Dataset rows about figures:
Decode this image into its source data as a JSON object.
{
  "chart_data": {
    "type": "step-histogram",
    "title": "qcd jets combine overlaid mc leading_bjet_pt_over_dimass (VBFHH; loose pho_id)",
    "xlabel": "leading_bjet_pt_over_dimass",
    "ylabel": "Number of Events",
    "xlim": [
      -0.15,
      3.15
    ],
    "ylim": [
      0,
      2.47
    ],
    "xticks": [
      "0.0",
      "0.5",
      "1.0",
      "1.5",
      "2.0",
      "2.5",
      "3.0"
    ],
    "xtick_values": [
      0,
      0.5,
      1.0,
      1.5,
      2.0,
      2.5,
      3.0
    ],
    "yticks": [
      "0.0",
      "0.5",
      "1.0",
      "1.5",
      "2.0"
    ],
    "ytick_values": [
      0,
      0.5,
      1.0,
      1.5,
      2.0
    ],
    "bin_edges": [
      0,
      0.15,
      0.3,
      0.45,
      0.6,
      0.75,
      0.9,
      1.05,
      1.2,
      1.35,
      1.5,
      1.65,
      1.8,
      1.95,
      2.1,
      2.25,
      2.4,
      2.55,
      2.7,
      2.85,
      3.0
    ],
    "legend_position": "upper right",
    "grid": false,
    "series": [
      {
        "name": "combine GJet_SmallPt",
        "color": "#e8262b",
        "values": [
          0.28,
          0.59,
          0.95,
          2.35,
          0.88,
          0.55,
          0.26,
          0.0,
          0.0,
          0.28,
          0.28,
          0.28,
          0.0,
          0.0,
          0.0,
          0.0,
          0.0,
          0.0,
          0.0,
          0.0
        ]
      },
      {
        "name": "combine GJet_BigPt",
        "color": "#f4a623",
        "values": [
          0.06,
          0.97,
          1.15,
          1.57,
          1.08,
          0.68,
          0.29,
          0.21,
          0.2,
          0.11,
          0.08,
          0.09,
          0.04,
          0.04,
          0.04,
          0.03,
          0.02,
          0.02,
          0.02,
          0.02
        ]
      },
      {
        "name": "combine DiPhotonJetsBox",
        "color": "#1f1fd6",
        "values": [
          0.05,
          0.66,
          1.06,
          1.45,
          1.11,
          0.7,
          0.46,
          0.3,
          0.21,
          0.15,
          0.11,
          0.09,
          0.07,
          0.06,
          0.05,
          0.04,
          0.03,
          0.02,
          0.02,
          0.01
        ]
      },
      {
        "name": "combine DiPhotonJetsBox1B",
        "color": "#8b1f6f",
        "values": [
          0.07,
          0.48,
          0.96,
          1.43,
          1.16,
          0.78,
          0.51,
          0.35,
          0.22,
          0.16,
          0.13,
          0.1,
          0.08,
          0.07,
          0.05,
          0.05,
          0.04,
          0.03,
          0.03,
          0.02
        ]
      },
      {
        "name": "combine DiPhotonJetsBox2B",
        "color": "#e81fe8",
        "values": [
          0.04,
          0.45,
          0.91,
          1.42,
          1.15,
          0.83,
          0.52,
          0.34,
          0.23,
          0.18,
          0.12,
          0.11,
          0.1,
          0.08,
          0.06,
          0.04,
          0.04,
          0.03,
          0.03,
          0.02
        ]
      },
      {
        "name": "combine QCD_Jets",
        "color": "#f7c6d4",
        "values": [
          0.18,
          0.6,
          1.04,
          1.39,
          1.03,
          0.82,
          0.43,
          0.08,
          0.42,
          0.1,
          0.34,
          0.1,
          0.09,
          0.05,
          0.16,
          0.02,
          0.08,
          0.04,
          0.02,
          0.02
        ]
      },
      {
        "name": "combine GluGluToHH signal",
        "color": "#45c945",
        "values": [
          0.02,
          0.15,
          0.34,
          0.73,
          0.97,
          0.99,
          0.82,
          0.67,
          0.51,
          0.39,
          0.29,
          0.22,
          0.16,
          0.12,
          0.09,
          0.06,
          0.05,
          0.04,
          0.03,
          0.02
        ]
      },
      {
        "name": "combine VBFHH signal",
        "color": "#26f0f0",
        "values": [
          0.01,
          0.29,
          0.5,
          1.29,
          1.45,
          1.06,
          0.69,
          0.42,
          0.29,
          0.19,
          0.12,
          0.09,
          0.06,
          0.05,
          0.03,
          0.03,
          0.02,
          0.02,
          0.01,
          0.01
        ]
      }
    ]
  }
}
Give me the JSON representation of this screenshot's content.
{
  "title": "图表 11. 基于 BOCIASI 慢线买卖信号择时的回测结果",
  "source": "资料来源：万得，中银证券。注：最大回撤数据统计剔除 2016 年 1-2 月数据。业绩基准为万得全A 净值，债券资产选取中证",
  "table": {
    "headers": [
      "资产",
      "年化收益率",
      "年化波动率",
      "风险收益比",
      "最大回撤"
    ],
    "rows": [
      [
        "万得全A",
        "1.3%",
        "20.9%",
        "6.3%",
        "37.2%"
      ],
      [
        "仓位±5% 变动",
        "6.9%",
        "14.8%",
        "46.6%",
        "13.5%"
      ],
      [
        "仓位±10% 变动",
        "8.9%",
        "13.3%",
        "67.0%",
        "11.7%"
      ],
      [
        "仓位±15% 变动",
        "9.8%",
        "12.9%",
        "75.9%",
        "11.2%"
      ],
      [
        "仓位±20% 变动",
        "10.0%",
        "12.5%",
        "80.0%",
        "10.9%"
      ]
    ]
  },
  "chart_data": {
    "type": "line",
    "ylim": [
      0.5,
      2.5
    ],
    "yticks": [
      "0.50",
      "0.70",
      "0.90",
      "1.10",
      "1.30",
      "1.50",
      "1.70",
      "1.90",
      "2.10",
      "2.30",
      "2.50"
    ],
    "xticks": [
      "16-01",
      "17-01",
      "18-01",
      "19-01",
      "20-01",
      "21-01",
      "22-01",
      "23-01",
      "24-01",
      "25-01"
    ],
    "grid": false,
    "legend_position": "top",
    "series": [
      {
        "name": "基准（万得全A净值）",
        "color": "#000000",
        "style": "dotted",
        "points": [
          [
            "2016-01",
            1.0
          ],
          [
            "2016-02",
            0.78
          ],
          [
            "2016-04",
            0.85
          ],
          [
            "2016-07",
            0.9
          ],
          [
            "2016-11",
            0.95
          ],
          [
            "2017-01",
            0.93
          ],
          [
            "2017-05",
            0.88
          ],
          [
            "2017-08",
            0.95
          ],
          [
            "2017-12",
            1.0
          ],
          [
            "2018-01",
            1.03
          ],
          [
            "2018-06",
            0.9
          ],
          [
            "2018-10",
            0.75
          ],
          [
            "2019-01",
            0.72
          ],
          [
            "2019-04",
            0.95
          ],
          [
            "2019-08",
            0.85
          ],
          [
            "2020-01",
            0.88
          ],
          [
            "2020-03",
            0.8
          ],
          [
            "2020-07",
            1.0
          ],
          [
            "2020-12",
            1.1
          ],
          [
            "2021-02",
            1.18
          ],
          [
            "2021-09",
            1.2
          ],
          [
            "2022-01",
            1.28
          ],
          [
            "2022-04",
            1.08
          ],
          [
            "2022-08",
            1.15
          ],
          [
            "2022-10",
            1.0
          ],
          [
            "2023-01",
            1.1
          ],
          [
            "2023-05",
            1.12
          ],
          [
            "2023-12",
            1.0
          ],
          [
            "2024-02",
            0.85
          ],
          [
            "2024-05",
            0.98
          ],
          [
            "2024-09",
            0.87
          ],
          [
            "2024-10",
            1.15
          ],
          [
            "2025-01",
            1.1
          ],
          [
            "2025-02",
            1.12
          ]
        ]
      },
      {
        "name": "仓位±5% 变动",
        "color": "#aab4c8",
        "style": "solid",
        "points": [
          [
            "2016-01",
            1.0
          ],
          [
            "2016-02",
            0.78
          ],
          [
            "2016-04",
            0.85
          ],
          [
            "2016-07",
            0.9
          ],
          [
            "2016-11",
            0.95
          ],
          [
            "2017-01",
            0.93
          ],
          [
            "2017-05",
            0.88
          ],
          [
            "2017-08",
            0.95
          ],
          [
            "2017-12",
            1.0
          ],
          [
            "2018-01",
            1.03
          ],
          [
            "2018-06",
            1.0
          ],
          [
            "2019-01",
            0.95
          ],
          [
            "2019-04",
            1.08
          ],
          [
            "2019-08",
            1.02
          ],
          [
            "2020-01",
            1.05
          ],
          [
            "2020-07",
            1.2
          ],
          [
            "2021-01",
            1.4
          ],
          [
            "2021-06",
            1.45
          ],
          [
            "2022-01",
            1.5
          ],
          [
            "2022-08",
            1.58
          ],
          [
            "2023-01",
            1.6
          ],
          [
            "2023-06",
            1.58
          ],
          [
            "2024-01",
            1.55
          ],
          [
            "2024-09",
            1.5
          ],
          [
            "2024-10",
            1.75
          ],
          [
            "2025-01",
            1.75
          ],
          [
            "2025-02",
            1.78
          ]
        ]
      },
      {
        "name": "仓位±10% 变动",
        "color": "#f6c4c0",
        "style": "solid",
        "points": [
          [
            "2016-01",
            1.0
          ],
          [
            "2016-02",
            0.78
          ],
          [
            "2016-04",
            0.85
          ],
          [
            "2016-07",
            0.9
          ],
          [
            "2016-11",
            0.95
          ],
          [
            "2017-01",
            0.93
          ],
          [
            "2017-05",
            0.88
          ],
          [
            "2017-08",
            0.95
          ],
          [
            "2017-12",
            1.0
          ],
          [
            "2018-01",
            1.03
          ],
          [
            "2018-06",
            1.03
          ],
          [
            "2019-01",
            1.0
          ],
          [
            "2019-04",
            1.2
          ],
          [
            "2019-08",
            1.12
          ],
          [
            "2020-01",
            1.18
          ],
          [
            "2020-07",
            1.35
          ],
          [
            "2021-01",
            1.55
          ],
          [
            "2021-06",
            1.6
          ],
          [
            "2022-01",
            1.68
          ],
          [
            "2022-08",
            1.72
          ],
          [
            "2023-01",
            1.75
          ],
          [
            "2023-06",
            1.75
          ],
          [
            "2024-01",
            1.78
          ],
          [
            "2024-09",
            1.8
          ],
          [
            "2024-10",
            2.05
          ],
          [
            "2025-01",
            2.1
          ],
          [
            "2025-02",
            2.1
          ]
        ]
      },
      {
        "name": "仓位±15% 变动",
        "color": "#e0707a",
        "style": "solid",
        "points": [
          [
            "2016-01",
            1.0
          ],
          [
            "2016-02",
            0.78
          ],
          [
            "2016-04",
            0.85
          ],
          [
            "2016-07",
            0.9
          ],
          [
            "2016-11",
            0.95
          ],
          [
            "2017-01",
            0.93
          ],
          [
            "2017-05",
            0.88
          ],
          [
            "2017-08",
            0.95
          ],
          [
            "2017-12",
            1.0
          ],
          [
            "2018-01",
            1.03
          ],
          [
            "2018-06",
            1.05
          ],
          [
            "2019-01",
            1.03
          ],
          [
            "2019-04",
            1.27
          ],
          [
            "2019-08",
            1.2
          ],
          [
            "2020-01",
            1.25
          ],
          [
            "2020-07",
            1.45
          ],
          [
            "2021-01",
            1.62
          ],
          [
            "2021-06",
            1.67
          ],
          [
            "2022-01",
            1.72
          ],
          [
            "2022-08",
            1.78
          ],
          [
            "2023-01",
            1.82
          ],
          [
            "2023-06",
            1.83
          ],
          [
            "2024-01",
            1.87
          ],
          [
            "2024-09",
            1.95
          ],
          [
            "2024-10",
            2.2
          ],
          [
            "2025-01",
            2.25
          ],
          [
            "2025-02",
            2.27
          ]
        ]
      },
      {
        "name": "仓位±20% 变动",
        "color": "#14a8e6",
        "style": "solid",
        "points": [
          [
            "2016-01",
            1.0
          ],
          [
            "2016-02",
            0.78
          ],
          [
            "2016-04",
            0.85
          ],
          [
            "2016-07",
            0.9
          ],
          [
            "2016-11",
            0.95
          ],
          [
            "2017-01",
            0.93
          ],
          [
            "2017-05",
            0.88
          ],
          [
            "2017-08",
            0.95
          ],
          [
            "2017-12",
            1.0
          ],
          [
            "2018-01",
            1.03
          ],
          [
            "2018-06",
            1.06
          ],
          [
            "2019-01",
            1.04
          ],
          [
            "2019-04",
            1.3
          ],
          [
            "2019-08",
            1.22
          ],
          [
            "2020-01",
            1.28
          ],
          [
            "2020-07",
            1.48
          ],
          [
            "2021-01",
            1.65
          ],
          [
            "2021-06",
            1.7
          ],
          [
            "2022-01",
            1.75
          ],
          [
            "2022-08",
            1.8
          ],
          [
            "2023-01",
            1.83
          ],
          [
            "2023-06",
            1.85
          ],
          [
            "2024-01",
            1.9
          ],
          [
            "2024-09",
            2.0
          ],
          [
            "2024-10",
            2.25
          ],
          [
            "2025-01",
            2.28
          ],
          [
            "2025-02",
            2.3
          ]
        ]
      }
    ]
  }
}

- _Exercise_:
Show the lines of the material that contain the word "this".

- _The result_:
Decode this image into its source data as a JSON object.
Give me the JSON representation of this screenshot's content.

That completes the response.